• **Instructions to follow**: Hunt for the word "color" across the entries below, copying each line that holds it.

»»

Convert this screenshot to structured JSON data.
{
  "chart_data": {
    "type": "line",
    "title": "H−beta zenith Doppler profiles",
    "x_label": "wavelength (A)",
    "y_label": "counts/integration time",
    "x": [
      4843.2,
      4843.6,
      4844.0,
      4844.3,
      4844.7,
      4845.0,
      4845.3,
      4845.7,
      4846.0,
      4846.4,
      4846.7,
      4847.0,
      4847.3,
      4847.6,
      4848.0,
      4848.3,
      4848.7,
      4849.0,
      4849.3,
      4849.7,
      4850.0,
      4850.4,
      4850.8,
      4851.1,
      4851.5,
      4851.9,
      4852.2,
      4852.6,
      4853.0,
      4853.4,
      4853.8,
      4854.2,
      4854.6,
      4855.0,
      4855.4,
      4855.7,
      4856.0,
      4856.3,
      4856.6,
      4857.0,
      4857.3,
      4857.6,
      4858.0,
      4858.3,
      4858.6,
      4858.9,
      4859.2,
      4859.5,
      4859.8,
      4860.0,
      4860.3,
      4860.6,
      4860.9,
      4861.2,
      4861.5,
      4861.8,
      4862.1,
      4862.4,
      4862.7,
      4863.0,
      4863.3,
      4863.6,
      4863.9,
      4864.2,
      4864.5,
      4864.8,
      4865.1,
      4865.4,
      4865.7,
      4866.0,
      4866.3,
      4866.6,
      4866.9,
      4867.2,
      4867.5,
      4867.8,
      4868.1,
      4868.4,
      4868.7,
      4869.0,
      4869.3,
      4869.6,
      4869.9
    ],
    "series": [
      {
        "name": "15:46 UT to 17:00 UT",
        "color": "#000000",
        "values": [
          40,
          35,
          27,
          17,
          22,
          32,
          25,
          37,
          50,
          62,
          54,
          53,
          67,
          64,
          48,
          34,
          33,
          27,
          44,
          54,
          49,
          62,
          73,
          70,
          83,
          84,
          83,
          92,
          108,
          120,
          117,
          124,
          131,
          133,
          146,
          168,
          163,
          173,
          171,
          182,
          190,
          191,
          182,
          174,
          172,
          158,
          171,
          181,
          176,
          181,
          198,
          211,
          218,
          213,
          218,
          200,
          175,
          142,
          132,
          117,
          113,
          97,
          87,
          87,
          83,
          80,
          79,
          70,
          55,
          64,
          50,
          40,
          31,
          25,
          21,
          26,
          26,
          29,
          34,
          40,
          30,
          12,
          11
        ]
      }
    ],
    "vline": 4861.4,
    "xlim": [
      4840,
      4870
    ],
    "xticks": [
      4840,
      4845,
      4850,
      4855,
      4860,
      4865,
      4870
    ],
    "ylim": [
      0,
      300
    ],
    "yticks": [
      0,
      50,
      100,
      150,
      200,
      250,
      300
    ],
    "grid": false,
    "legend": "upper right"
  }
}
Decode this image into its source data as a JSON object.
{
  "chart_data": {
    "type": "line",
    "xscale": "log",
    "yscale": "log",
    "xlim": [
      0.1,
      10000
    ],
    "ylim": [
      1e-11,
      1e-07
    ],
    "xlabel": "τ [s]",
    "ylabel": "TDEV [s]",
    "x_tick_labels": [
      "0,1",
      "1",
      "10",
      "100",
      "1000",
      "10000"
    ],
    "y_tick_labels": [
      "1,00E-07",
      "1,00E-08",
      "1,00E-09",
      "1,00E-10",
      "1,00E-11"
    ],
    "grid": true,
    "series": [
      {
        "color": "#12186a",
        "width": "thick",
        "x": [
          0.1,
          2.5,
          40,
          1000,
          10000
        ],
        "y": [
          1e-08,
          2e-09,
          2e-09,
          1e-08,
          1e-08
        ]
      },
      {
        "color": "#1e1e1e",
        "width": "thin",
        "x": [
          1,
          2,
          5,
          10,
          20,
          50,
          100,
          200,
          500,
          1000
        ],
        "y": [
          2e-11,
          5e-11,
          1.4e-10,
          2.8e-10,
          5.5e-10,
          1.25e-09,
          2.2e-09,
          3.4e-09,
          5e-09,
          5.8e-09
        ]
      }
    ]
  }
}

««

• **Task answer**:
        "color": "#000000",
        "color": "#12186a",
        "color": "#1e1e1e",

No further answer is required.